▶ **GIVEN TASK**: Search the material below for the string "this" and list each line that holds it.

▶ **DATASET ENTRIES**:
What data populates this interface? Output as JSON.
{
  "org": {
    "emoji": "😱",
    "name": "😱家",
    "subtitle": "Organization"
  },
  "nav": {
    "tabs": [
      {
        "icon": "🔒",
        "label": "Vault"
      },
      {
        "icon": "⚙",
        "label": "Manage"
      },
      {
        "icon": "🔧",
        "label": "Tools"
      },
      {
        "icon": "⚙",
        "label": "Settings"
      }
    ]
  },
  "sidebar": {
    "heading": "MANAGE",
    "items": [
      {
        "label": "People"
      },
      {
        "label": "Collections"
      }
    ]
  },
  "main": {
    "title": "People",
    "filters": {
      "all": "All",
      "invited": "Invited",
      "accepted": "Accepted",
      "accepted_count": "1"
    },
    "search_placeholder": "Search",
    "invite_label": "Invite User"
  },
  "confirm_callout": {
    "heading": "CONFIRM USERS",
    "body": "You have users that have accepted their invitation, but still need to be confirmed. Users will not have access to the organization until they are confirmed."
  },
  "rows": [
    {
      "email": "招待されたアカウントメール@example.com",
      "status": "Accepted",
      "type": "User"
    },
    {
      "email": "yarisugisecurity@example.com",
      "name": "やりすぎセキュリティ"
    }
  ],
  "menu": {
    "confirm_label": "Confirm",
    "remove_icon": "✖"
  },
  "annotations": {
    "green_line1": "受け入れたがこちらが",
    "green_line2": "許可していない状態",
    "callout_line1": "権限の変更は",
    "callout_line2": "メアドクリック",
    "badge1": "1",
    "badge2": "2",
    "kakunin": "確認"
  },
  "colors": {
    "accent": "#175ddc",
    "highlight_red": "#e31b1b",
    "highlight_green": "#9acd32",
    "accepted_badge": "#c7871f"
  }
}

...

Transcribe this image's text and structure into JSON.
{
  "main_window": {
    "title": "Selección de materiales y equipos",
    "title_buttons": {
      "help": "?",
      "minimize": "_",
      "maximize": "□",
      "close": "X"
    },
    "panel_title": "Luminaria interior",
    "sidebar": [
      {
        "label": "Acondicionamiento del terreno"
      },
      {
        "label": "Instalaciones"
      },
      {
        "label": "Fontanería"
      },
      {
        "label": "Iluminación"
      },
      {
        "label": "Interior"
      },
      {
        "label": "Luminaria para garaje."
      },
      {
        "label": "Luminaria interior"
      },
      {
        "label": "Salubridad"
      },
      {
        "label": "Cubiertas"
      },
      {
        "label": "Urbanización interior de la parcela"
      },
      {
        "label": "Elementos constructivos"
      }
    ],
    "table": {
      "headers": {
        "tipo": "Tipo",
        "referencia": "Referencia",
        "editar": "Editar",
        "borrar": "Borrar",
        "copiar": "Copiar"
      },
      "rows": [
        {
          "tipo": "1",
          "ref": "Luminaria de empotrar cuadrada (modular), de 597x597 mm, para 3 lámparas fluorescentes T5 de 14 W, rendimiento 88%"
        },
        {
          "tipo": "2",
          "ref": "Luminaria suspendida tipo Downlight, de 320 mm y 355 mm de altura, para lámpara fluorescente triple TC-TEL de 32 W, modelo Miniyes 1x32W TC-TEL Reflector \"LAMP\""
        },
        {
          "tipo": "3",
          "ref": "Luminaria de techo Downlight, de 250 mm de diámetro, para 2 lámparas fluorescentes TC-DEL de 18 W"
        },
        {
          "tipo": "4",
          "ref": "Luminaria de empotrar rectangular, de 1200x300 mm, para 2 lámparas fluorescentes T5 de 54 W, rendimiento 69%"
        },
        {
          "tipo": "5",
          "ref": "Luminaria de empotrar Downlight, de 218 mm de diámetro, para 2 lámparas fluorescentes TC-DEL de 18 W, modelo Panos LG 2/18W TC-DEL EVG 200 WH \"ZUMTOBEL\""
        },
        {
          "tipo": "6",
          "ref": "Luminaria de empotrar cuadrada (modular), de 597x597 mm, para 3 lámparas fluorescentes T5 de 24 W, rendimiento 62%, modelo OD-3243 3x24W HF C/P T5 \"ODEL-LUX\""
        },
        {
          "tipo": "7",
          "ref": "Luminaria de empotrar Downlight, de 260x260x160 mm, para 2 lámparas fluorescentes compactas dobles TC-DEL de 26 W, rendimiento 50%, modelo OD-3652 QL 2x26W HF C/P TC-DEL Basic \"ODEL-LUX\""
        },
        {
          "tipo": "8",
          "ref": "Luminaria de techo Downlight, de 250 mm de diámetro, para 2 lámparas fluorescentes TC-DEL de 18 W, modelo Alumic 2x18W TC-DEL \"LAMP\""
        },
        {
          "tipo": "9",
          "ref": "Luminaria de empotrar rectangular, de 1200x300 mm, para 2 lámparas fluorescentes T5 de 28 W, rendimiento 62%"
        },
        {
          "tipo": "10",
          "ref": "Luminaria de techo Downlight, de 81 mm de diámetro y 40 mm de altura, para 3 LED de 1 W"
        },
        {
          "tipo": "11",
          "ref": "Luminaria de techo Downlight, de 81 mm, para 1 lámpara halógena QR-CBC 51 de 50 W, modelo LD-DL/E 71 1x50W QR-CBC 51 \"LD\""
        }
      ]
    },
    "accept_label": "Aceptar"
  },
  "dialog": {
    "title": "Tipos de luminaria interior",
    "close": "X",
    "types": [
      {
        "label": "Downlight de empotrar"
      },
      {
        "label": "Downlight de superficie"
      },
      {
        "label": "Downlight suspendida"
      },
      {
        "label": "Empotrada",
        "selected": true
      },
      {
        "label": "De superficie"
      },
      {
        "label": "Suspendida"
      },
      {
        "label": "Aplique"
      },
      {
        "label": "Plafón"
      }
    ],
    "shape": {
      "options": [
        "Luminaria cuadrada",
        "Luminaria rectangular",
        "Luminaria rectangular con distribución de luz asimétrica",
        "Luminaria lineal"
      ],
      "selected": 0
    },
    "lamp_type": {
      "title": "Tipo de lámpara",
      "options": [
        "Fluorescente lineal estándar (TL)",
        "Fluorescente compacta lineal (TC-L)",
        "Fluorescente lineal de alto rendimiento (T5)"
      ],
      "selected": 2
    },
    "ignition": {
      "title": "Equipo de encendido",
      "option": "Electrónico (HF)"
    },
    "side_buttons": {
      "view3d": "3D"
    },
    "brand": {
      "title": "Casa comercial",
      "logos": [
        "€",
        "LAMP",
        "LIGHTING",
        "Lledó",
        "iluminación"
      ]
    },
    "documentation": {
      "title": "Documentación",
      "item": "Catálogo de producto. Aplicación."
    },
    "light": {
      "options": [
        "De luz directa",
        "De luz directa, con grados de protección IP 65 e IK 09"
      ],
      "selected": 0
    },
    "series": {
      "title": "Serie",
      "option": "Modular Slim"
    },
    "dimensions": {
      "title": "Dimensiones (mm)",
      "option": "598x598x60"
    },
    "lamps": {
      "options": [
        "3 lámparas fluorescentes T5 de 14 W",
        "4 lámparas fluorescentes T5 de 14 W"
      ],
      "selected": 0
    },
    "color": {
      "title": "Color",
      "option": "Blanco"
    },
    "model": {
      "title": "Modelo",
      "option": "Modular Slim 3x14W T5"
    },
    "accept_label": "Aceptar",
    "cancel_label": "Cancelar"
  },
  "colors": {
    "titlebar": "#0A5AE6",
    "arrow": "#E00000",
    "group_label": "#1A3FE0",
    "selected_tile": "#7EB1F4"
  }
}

▶ **WRITTEN REPLY**:
What data populates this interface? Output as JSON.
Transcribe this image's text and structure into JSON.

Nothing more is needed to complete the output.